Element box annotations
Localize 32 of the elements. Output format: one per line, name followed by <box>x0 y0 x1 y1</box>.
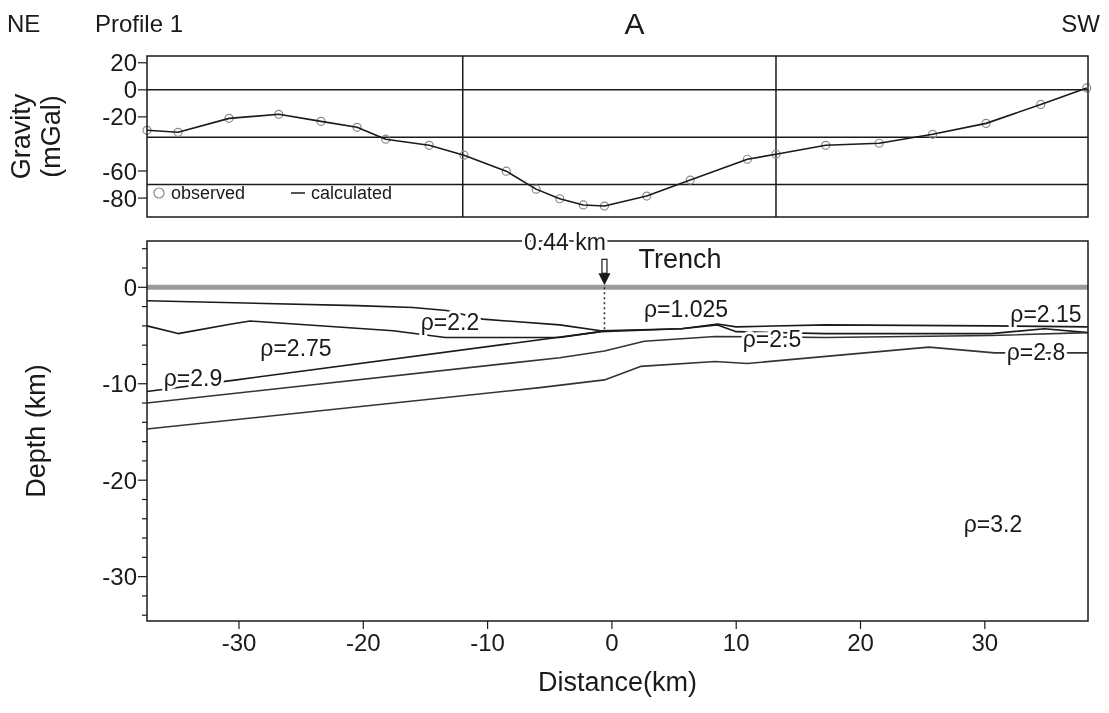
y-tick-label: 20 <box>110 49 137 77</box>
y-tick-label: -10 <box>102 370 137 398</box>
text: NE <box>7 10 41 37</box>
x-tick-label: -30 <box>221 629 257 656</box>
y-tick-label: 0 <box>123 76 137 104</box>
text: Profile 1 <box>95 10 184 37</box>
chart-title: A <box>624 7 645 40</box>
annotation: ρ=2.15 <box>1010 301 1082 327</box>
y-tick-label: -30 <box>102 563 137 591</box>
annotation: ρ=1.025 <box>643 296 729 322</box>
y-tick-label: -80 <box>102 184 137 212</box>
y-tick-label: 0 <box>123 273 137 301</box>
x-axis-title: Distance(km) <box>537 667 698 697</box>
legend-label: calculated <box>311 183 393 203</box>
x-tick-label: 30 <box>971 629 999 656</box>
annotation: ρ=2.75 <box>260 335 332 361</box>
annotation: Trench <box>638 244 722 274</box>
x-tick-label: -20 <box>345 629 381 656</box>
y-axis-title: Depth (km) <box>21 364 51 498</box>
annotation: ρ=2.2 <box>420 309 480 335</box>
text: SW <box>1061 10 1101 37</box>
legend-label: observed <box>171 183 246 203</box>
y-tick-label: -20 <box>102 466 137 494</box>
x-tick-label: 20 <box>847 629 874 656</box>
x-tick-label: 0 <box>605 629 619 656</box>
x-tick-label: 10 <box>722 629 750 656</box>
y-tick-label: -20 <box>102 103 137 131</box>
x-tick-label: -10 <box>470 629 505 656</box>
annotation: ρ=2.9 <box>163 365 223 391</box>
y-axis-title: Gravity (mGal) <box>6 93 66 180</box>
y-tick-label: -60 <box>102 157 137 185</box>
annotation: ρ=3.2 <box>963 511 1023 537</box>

GOAL>
Copy the data above word for word, line by line, but omit the picture.

TASK OUTPUT>
Localize 32 of the elements. Output format: one per line, name followed by <box>x0 y0 x1 y1</box>.
y-tick-label: 20 <box>110 49 137 77</box>
y-tick-label: -10 <box>102 370 137 398</box>
text: NE <box>7 10 41 37</box>
x-tick-label: -30 <box>221 629 257 656</box>
y-tick-label: 0 <box>123 76 137 104</box>
text: Profile 1 <box>95 10 184 37</box>
chart-title: A <box>624 7 645 40</box>
annotation: ρ=2.15 <box>1010 301 1082 327</box>
y-tick-label: -30 <box>102 563 137 591</box>
annotation: ρ=1.025 <box>643 296 729 322</box>
y-tick-label: -80 <box>102 184 137 212</box>
y-tick-label: 0 <box>123 273 137 301</box>
x-axis-title: Distance(km) <box>537 667 698 697</box>
legend-label: calculated <box>311 183 393 203</box>
x-tick-label: 30 <box>971 629 999 656</box>
annotation: ρ=2.75 <box>260 335 332 361</box>
annotation: Trench <box>638 244 722 274</box>
x-tick-label: -20 <box>345 629 381 656</box>
y-axis-title: Depth (km) <box>21 364 51 498</box>
annotation: ρ=2.2 <box>420 309 480 335</box>
text: SW <box>1061 10 1101 37</box>
legend-label: observed <box>171 183 246 203</box>
y-tick-label: -20 <box>102 466 137 494</box>
x-tick-label: 20 <box>847 629 874 656</box>
x-tick-label: 0 <box>605 629 619 656</box>
x-tick-label: 10 <box>722 629 750 656</box>
y-tick-label: -20 <box>102 103 137 131</box>
x-tick-label: -10 <box>470 629 505 656</box>
annotation: ρ=2.9 <box>163 365 223 391</box>
y-axis-title: Gravity (mGal) <box>6 93 66 180</box>
y-tick-label: -60 <box>102 157 137 185</box>
annotation: ρ=3.2 <box>963 511 1023 537</box>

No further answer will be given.